Start of Provided information

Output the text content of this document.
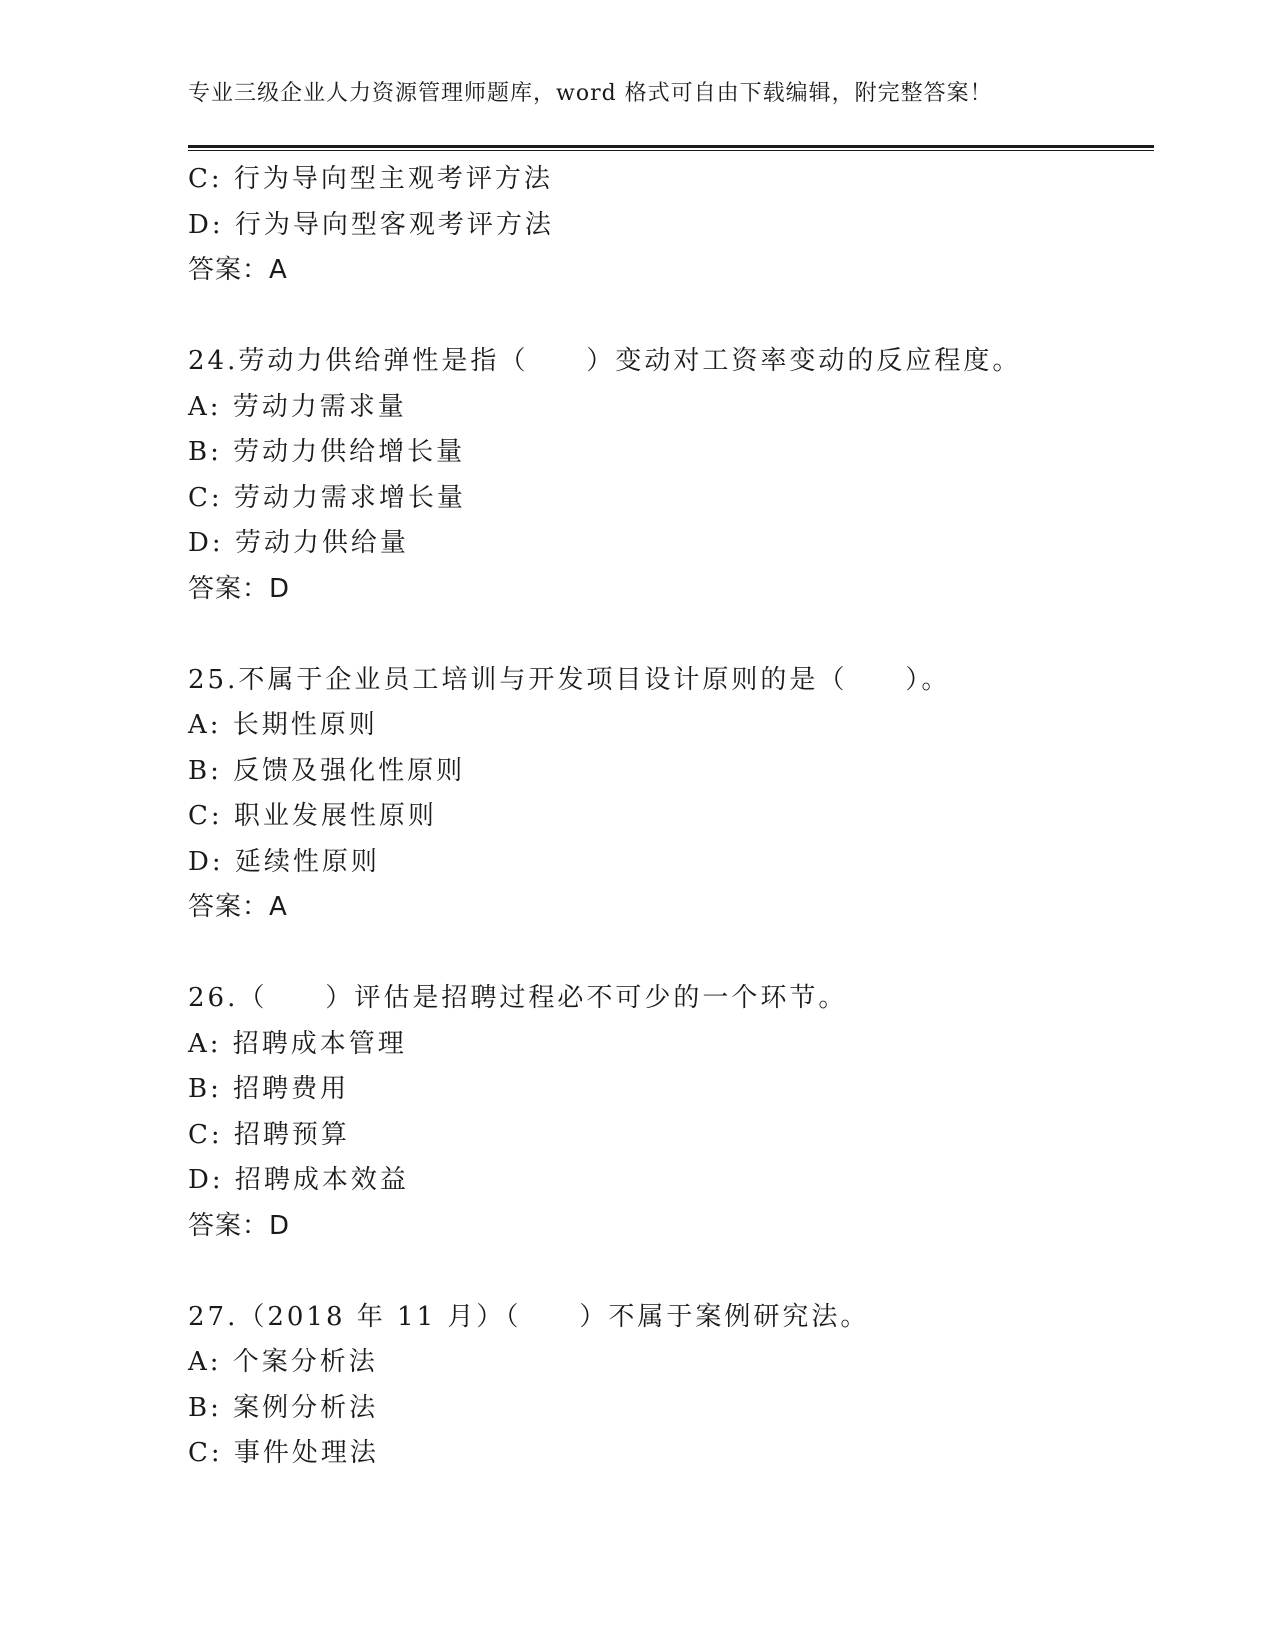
专业三级企业人力资源管理师题库，word 格式可自由下载编辑，附完整答案！
C: 行为导向型主观考评方法
D: 行为导向型客观考评方法
答案：A
24.劳动力供给弹性是指（　　）变动对工资率变动的反应程度。
A: 劳动力需求量
B: 劳动力供给增长量
C: 劳动力需求增长量
D: 劳动力供给量
答案：D
25.不属于企业员工培训与开发项目设计原则的是（　　）。
A: 长期性原则
B: 反馈及强化性原则
C: 职业发展性原则
D: 延续性原则
答案：A
26.（　　）评估是招聘过程必不可少的一个环节。
A: 招聘成本管理
B: 招聘费用
C: 招聘预算
D: 招聘成本效益
答案：D
27.（2018 年 11 月）（　　）不属于案例研究法。
A: 个案分析法
B: 案例分析法
C: 事件处理法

End of Provided information

▶ Directions for this task:
Write out each line again precisely as it appears, skipping every picture.

▶ Expected output:
Output the text content of this document.
专业三级企业人力资源管理师题库，word 格式可自由下载编辑，附完整答案！
C: 行为导向型主观考评方法
D: 行为导向型客观考评方法
答案：A
24.劳动力供给弹性是指（　　）变动对工资率变动的反应程度。
A: 劳动力需求量
B: 劳动力供给增长量
C: 劳动力需求增长量
D: 劳动力供给量
答案：D
25.不属于企业员工培训与开发项目设计原则的是（　　）。
A: 长期性原则
B: 反馈及强化性原则
C: 职业发展性原则
D: 延续性原则
答案：A
26.（　　）评估是招聘过程必不可少的一个环节。
A: 招聘成本管理
B: 招聘费用
C: 招聘预算
D: 招聘成本效益
答案：D
27.（2018 年 11 月）（　　）不属于案例研究法。
A: 个案分析法
B: 案例分析法
C: 事件处理法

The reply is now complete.